Exercise aim:
Can you quote the records below in full, word for word?

Dataset items:
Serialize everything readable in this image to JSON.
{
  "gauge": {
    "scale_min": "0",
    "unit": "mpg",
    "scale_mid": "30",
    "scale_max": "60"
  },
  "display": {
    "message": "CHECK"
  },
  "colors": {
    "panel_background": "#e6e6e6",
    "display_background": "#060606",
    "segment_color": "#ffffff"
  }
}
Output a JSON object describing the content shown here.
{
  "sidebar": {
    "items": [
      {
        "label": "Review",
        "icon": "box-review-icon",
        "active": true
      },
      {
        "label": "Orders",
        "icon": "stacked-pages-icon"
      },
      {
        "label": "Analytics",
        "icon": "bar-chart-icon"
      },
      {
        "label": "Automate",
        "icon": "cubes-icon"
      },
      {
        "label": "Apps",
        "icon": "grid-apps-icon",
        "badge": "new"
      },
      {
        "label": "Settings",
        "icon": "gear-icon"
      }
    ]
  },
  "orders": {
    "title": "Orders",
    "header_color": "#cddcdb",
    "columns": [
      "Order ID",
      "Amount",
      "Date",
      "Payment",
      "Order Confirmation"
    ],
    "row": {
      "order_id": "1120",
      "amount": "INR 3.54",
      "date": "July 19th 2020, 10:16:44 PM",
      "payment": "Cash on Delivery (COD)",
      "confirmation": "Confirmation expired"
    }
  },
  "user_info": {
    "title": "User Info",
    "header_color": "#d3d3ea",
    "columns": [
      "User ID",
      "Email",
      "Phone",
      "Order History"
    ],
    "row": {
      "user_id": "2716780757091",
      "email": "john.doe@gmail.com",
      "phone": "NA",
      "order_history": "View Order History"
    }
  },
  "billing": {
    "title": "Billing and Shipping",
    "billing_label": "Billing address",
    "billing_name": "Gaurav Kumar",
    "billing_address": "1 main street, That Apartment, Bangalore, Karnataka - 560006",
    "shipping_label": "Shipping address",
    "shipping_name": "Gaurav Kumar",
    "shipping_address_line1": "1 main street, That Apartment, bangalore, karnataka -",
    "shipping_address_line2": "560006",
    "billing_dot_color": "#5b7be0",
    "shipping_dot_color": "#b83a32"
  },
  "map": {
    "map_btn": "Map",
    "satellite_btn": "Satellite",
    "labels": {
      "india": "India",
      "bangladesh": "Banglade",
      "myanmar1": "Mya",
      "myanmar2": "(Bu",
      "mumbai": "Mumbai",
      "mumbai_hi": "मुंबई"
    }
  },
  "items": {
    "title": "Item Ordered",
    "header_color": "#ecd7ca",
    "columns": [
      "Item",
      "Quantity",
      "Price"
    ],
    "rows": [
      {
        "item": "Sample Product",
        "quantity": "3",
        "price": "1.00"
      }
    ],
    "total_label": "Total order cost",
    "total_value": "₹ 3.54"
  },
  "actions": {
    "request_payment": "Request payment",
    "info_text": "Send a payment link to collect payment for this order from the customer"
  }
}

Answer below:
Serialize everything readable in this image to JSON.
{
  "gauge": {
    "scale_min": "0",
    "unit": "mpg",
    "scale_mid": "30",
    "scale_max": "60"
  },
  "display": {
    "message": "CHECK"
  },
  "colors": {
    "panel_background": "#e6e6e6",
    "display_background": "#060606",
    "segment_color": "#ffffff"
  }
}
Output a JSON object describing the content shown here.
{
  "sidebar": {
    "items": [
      {
        "label": "Review",
        "icon": "box-review-icon",
        "active": true
      },
      {
        "label": "Orders",
        "icon": "stacked-pages-icon"
      },
      {
        "label": "Analytics",
        "icon": "bar-chart-icon"
      },
      {
        "label": "Automate",
        "icon": "cubes-icon"
      },
      {
        "label": "Apps",
        "icon": "grid-apps-icon",
        "badge": "new"
      },
      {
        "label": "Settings",
        "icon": "gear-icon"
      }
    ]
  },
  "orders": {
    "title": "Orders",
    "header_color": "#cddcdb",
    "columns": [
      "Order ID",
      "Amount",
      "Date",
      "Payment",
      "Order Confirmation"
    ],
    "row": {
      "order_id": "1120",
      "amount": "INR 3.54",
      "date": "July 19th 2020, 10:16:44 PM",
      "payment": "Cash on Delivery (COD)",
      "confirmation": "Confirmation expired"
    }
  },
  "user_info": {
    "title": "User Info",
    "header_color": "#d3d3ea",
    "columns": [
      "User ID",
      "Email",
      "Phone",
      "Order History"
    ],
    "row": {
      "user_id": "2716780757091",
      "email": "john.doe@gmail.com",
      "phone": "NA",
      "order_history": "View Order History"
    }
  },
  "billing": {
    "title": "Billing and Shipping",
    "billing_label": "Billing address",
    "billing_name": "Gaurav Kumar",
    "billing_address": "1 main street, That Apartment, Bangalore, Karnataka - 560006",
    "shipping_label": "Shipping address",
    "shipping_name": "Gaurav Kumar",
    "shipping_address_line1": "1 main street, That Apartment, bangalore, karnataka -",
    "shipping_address_line2": "560006",
    "billing_dot_color": "#5b7be0",
    "shipping_dot_color": "#b83a32"
  },
  "map": {
    "map_btn": "Map",
    "satellite_btn": "Satellite",
    "labels": {
      "india": "India",
      "bangladesh": "Banglade",
      "myanmar1": "Mya",
      "myanmar2": "(Bu",
      "mumbai": "Mumbai",
      "mumbai_hi": "मुंबई"
    }
  },
  "items": {
    "title": "Item Ordered",
    "header_color": "#ecd7ca",
    "columns": [
      "Item",
      "Quantity",
      "Price"
    ],
    "rows": [
      {
        "item": "Sample Product",
        "quantity": "3",
        "price": "1.00"
      }
    ],
    "total_label": "Total order cost",
    "total_value": "₹ 3.54"
  },
  "actions": {
    "request_payment": "Request payment",
    "info_text": "Send a payment link to collect payment for this order from the customer"
  }
}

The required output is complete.